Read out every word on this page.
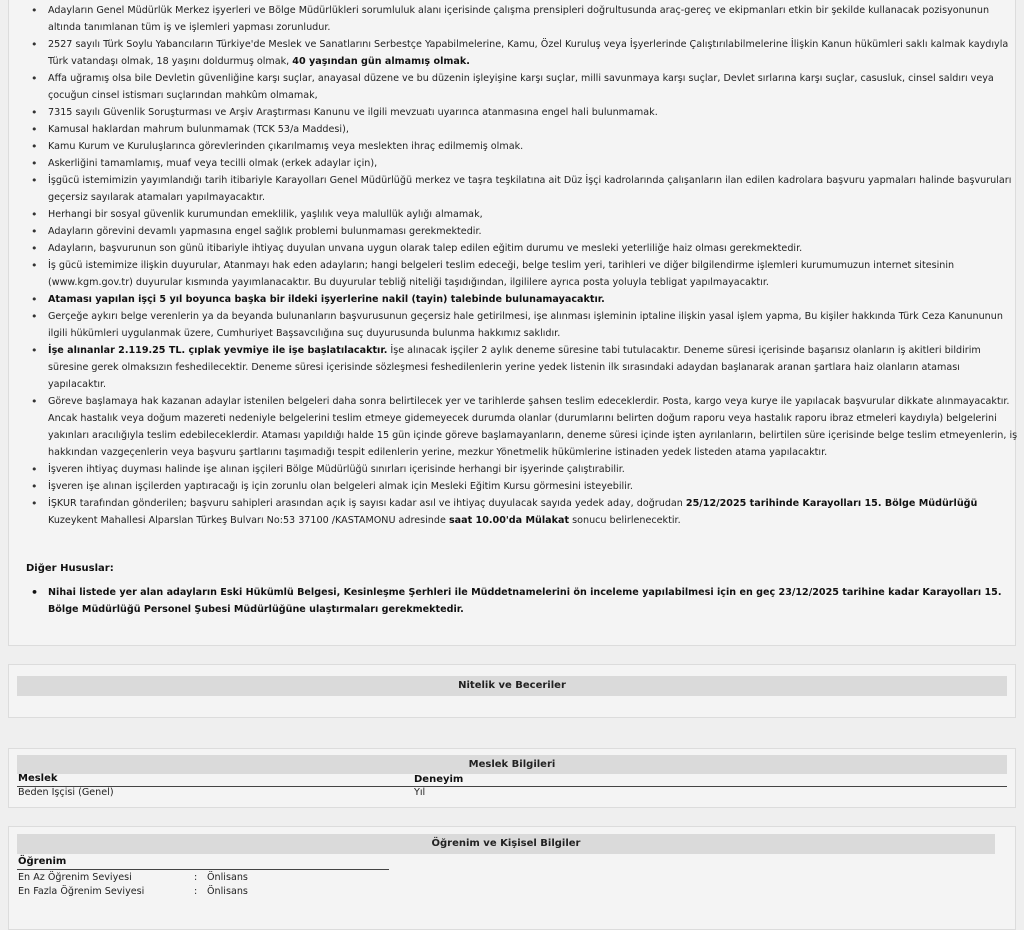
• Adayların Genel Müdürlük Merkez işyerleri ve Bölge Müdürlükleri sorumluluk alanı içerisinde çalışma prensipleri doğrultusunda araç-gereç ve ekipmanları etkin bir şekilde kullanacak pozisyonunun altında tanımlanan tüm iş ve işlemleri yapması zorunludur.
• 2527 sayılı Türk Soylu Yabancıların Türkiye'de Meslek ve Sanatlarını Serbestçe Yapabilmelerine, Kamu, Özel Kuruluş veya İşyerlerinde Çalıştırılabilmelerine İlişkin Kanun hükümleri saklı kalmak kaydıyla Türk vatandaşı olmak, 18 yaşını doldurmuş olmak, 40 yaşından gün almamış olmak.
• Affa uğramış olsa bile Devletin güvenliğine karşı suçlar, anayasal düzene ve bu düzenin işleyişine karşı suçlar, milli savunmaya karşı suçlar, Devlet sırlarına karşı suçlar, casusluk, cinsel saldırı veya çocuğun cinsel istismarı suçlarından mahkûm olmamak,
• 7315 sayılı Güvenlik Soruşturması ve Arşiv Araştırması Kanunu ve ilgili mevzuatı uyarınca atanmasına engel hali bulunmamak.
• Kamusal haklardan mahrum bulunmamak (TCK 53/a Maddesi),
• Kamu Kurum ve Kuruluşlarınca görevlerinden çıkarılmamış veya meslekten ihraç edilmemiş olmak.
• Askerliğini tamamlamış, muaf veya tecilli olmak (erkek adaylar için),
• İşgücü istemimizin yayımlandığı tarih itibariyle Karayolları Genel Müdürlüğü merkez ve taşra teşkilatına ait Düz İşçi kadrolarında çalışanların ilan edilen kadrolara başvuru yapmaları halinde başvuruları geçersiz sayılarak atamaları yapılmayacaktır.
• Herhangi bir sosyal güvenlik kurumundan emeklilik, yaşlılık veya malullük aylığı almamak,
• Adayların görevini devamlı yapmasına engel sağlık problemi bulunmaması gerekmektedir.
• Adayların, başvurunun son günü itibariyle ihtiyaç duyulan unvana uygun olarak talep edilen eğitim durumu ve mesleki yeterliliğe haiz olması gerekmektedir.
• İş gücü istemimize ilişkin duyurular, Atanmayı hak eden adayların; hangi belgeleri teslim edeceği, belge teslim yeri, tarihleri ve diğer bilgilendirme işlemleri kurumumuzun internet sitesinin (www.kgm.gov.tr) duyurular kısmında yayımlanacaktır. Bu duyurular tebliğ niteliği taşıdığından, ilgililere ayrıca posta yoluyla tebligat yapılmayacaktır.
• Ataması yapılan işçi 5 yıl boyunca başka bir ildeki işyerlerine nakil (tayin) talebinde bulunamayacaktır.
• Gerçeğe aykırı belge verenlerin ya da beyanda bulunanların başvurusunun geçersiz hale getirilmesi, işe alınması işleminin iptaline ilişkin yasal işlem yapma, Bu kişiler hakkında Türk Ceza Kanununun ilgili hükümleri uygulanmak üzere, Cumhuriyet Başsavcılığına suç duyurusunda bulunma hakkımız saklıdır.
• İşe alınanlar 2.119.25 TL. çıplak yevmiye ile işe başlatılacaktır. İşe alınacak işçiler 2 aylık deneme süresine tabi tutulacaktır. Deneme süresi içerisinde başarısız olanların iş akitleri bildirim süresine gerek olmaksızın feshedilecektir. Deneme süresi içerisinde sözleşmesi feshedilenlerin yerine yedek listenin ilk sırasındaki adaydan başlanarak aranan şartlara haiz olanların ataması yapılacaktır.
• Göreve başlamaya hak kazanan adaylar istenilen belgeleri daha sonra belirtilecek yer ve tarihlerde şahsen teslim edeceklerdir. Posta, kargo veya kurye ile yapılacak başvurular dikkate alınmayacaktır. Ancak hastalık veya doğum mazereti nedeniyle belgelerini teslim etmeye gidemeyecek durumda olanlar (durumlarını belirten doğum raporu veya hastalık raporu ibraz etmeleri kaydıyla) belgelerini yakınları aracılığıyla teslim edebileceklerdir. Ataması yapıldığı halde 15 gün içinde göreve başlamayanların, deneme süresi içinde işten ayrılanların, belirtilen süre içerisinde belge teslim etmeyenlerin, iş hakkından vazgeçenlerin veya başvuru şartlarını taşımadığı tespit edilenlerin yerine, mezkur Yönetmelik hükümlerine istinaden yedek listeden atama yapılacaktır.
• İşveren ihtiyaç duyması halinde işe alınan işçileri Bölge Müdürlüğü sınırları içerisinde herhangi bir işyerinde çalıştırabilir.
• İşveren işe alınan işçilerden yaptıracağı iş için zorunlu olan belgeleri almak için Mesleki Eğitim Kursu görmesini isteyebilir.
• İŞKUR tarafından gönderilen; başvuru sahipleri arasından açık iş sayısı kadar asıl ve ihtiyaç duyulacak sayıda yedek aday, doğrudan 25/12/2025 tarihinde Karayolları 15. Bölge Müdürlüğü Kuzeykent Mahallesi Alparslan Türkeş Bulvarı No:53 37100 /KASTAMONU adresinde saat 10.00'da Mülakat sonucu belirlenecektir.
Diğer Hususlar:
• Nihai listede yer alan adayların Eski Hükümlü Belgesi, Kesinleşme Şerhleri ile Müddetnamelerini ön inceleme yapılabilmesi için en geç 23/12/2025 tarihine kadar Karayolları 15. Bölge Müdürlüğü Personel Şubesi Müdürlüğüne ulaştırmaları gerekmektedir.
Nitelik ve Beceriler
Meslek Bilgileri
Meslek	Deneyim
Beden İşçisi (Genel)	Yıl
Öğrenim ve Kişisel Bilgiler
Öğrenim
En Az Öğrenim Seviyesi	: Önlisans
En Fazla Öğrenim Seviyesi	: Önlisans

☆ ☆ ☆ ☆

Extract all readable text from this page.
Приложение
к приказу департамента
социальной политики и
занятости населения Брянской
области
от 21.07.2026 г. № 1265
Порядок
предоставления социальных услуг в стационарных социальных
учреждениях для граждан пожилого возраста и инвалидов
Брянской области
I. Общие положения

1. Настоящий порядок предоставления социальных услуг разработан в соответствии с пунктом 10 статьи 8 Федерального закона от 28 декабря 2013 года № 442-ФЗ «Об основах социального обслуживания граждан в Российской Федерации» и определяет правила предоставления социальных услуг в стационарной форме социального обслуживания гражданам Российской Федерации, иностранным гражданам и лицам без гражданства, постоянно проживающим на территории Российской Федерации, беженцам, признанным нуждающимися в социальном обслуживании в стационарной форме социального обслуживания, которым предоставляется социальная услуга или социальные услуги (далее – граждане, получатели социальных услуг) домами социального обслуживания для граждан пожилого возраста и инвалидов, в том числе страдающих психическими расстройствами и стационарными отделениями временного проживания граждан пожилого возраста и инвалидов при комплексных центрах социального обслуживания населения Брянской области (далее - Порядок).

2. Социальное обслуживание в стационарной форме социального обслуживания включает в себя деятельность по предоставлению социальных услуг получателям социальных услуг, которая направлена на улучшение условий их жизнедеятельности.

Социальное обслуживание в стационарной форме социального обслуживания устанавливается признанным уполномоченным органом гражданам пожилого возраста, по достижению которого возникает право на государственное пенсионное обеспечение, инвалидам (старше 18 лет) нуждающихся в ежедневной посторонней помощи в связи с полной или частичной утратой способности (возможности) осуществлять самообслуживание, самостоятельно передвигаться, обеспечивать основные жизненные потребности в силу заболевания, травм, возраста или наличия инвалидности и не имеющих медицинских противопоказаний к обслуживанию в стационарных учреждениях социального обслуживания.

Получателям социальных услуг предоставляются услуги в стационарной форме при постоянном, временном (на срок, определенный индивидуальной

☆ ☆ ☆ ☆

Exercise objective
Wherever the string "услуги" appears in the entries above, list that line.

Output for this exercise
1. Настоящий порядок предоставления социальных услуг разработан в соответствии с пунктом 10 статьи 8 Федерального закона от 28 декабря 2013 года № 442-ФЗ «Об основах социального обслуживания граждан в Российской Федерации» и определяет правила предоставления социальных услуг в стационарной форме социального обслуживания гражданам Российской Федерации, иностранным гражданам и лицам без гражданства, постоянно проживающим на территории Российской Федерации, беженцам, признанным нуждающимися в социальном обслуживании в стационарной форме социального обслуживания, которым предоставляется социальная услуга или социальные услуги (далее – граждане, получатели социальных услуг) домами социального обслуживания для граждан пожилого возраста и инвалидов, в том числе страдающих психическими расстройствами и стационарными отделениями временного проживания граждан пожилого возраста и инвалидов при комплексных центрах социального обслуживания населения Брянской области (далее - Порядок).
Получателям социальных услуг предоставляются услуги в стационарной форме при постоянном, временном (на срок, определенный индивидуальной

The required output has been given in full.